- [AIM]:
The entries below should be quoted exactly, with no pictures carried over.

═══ INPUT DATA

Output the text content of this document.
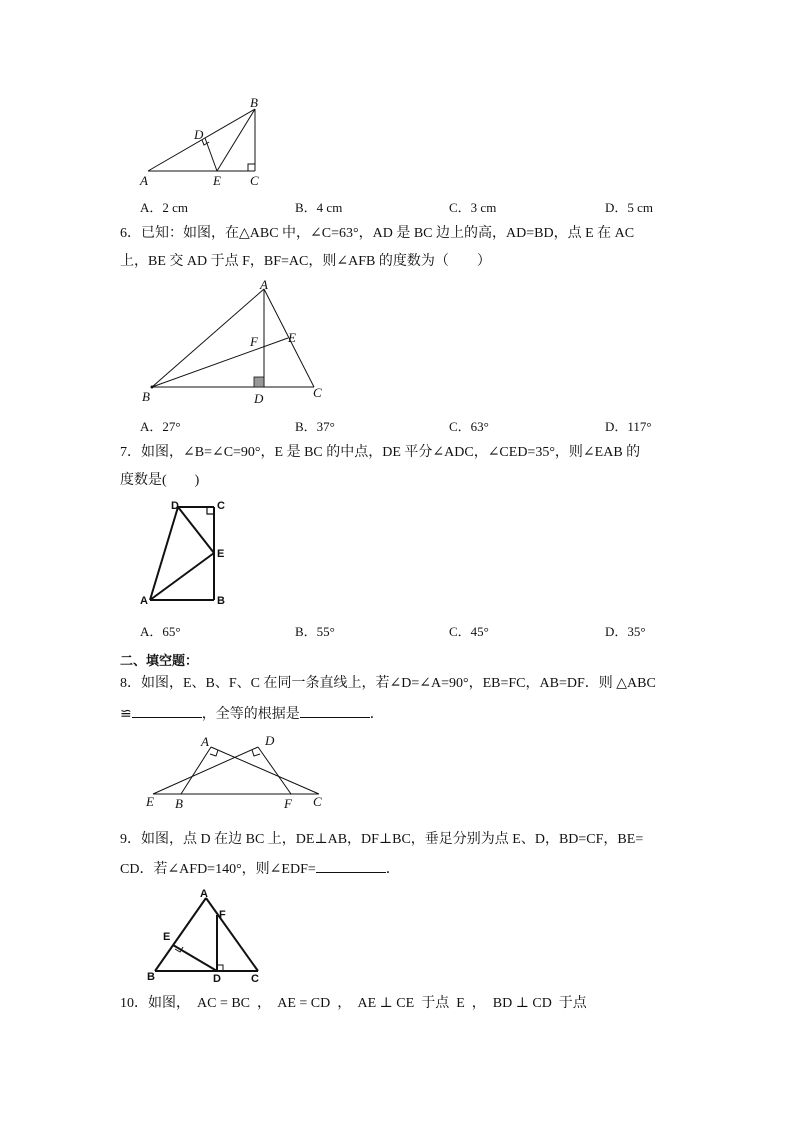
A	E C
B
D
A．2 cm	B．4 cm	C．3 cm	D．5 cm
6．已知：如图，在△ABC 中，∠C=63°，AD 是 BC 边上的高，AD=BD，点 E 在 AC
上，BE 交 AD 于点 F，BF=AC，则∠AFB 的度数为（　　）
A
F E
B	D	C
A．27°	B．37°	C．63°	D．117°
7．如图，∠B=∠C=90°，E 是 BC 的中点，DE 平分∠ADC，∠CED=35°，则∠EAB 的
度数是(　　)
D	C
E
A	B
A．65°	B．55°	C．45°	D．35°
二、填空题：
8．如图，E、B、F、C 在同一条直线上，若∠D=∠A=90°，EB=FC，AB=DF．则 △ABC
≌	，全等的根据是	．
A	D
E B	F C
9．如图，点 D 在边 BC 上，DE⊥AB，DF⊥BC，垂足分别为点 E、D，BD=CF，BE=
CD．若∠AFD=140°，则∠EDF=	．
A
F
E
B	D	C
10．如图，  AC = BC  ，  AE = CD  ，  AE ⊥ CE  于点  E  ，  BD ⊥ CD  于点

══════

- [THE RESPONSE]:
Output the text content of this document.
A	E C
B
D
A．2 cm	B．4 cm	C．3 cm	D．5 cm
6．已知：如图，在△ABC 中，∠C=63°，AD 是 BC 边上的高，AD=BD，点 E 在 AC
上，BE 交 AD 于点 F，BF=AC，则∠AFB 的度数为（　　）
A
F E
B	D	C
A．27°	B．37°	C．63°	D．117°
7．如图，∠B=∠C=90°，E 是 BC 的中点，DE 平分∠ADC，∠CED=35°，则∠EAB 的
度数是(　　)
D	C
E
A	B
A．65°	B．55°	C．45°	D．35°
二、填空题：
8．如图，E、B、F、C 在同一条直线上，若∠D=∠A=90°，EB=FC，AB=DF．则 △ABC
≌	，全等的根据是	．
A	D
E B	F C
9．如图，点 D 在边 BC 上，DE⊥AB，DF⊥BC，垂足分别为点 E、D，BD=CF，BE=
CD．若∠AFD=140°，则∠EDF=	．
A
F
E
B	D	C
10．如图，  AC = BC  ，  AE = CD  ，  AE ⊥ CE  于点  E  ，  BD ⊥ CD  于点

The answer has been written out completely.